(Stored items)
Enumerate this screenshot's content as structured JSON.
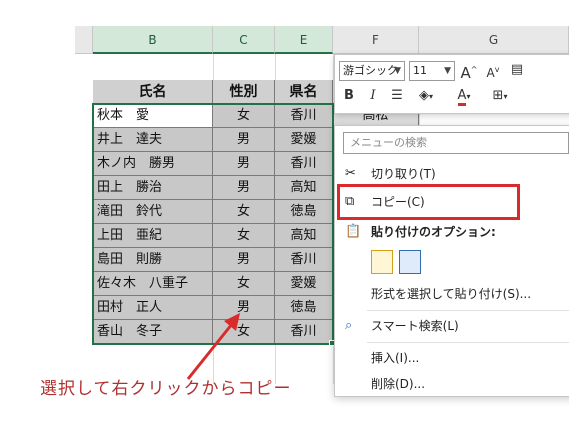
{
  "columns": [
    "B",
    "C",
    "E",
    "F",
    "G"
  ],
  "table": {
    "headers": [
      "氏名",
      "性別",
      "県名"
    ],
    "rows": [
      {
        "name": "秋本　愛",
        "gender": "女",
        "pref": "香川",
        "extra": "高松"
      },
      {
        "name": "井上　達夫",
        "gender": "男",
        "pref": "愛媛"
      },
      {
        "name": "木ノ内　勝男",
        "gender": "男",
        "pref": "香川"
      },
      {
        "name": "田上　勝治",
        "gender": "男",
        "pref": "高知"
      },
      {
        "name": "滝田　鈴代",
        "gender": "女",
        "pref": "徳島"
      },
      {
        "name": "上田　亜紀",
        "gender": "女",
        "pref": "高知"
      },
      {
        "name": "島田　則勝",
        "gender": "男",
        "pref": "香川"
      },
      {
        "name": "佐々木　八重子",
        "gender": "女",
        "pref": "愛媛"
      },
      {
        "name": "田村　正人",
        "gender": "男",
        "pref": "徳島"
      },
      {
        "name": "香山　冬子",
        "gender": "女",
        "pref": "香川"
      }
    ]
  },
  "mini_toolbar": {
    "font_name": "游ゴシック",
    "font_size": "11",
    "grow_font": "A",
    "shrink_font": "A",
    "bold": "B",
    "italic": "I",
    "font_color": "A"
  },
  "context_menu": {
    "search_placeholder": "メニューの検索",
    "items": [
      {
        "label": "切り取り(T)",
        "icon": "scissors-icon"
      },
      {
        "label": "コピー(C)",
        "icon": "copy-icon"
      },
      {
        "label": "貼り付けのオプション:",
        "icon": "paste-icon"
      },
      {
        "label": "形式を選択して貼り付け(S)...",
        "icon": ""
      },
      {
        "label": "スマート検索(L)",
        "icon": "search-icon"
      },
      {
        "label": "挿入(I)...",
        "icon": ""
      },
      {
        "label": "削除(D)...",
        "icon": ""
      }
    ]
  },
  "annotation": "選択して右クリックからコピー",
  "colors": {
    "highlight": "#d92b2b",
    "annotation": "#b03030",
    "selected_header": "#d3e8d9"
  }
}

### Short problem:
Reproduce the material above verbatim; omit every picture.

### Exercise response:
Enumerate this screenshot's content as structured JSON.
{
  "columns": [
    "B",
    "C",
    "E",
    "F",
    "G"
  ],
  "table": {
    "headers": [
      "氏名",
      "性別",
      "県名"
    ],
    "rows": [
      {
        "name": "秋本　愛",
        "gender": "女",
        "pref": "香川",
        "extra": "高松"
      },
      {
        "name": "井上　達夫",
        "gender": "男",
        "pref": "愛媛"
      },
      {
        "name": "木ノ内　勝男",
        "gender": "男",
        "pref": "香川"
      },
      {
        "name": "田上　勝治",
        "gender": "男",
        "pref": "高知"
      },
      {
        "name": "滝田　鈴代",
        "gender": "女",
        "pref": "徳島"
      },
      {
        "name": "上田　亜紀",
        "gender": "女",
        "pref": "高知"
      },
      {
        "name": "島田　則勝",
        "gender": "男",
        "pref": "香川"
      },
      {
        "name": "佐々木　八重子",
        "gender": "女",
        "pref": "愛媛"
      },
      {
        "name": "田村　正人",
        "gender": "男",
        "pref": "徳島"
      },
      {
        "name": "香山　冬子",
        "gender": "女",
        "pref": "香川"
      }
    ]
  },
  "mini_toolbar": {
    "font_name": "游ゴシック",
    "font_size": "11",
    "grow_font": "A",
    "shrink_font": "A",
    "bold": "B",
    "italic": "I",
    "font_color": "A"
  },
  "context_menu": {
    "search_placeholder": "メニューの検索",
    "items": [
      {
        "label": "切り取り(T)",
        "icon": "scissors-icon"
      },
      {
        "label": "コピー(C)",
        "icon": "copy-icon"
      },
      {
        "label": "貼り付けのオプション:",
        "icon": "paste-icon"
      },
      {
        "label": "形式を選択して貼り付け(S)...",
        "icon": ""
      },
      {
        "label": "スマート検索(L)",
        "icon": "search-icon"
      },
      {
        "label": "挿入(I)...",
        "icon": ""
      },
      {
        "label": "削除(D)...",
        "icon": ""
      }
    ]
  },
  "annotation": "選択して右クリックからコピー",
  "colors": {
    "highlight": "#d92b2b",
    "annotation": "#b03030",
    "selected_header": "#d3e8d9"
  }
}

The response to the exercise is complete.